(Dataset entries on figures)
::::::::

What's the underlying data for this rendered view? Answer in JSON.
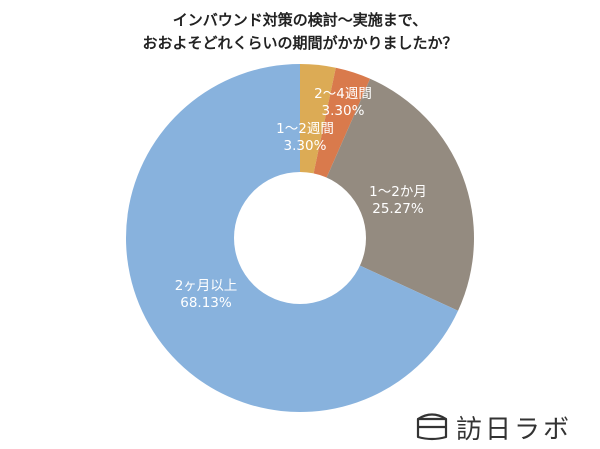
{
  "chart_data": {
    "type": "pie",
    "donut": true,
    "title_lines": [
      "インバウンド対策の検討〜実施まで、",
      "おおよそどれくらいの期間がかかりましたか？"
    ],
    "categories": [
      "1〜2週間",
      "2〜4週間",
      "1〜2か月",
      "2ヶ月以上"
    ],
    "values": [
      3.3,
      3.3,
      25.27,
      68.13
    ],
    "value_labels": [
      "3.30%",
      "3.30%",
      "25.27%",
      "68.13%"
    ],
    "colors": [
      "#dcab55",
      "#d97a4c",
      "#948b80",
      "#88b2dd"
    ],
    "legend": "none"
  },
  "logo": {
    "text": "訪日ラボ",
    "icon": "box-outline-icon"
  }
}
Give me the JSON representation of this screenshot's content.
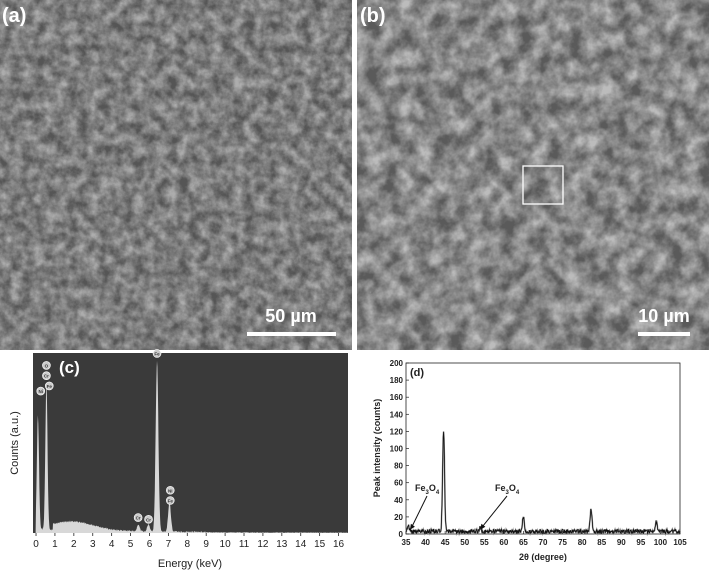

::::::::

Omit every picture while copying the listing above exactly.

What's the underlying data for this rendered view? Answer in JSON.
{
  "chart_data": {
    "type": "pie",
    "donut": true,
    "title_lines": [
      "インバウンド対策の検討〜実施まで、",
      "おおよそどれくらいの期間がかかりましたか？"
    ],
    "categories": [
      "1〜2週間",
      "2〜4週間",
      "1〜2か月",
      "2ヶ月以上"
    ],
    "values": [
      3.3,
      3.3,
      25.27,
      68.13
    ],
    "value_labels": [
      "3.30%",
      "3.30%",
      "25.27%",
      "68.13%"
    ],
    "colors": [
      "#dcab55",
      "#d97a4c",
      "#948b80",
      "#88b2dd"
    ],
    "legend": "none"
  },
  "logo": {
    "text": "訪日ラボ",
    "icon": "box-outline-icon"
  }
}
Give me the JSON representation of this screenshot's content.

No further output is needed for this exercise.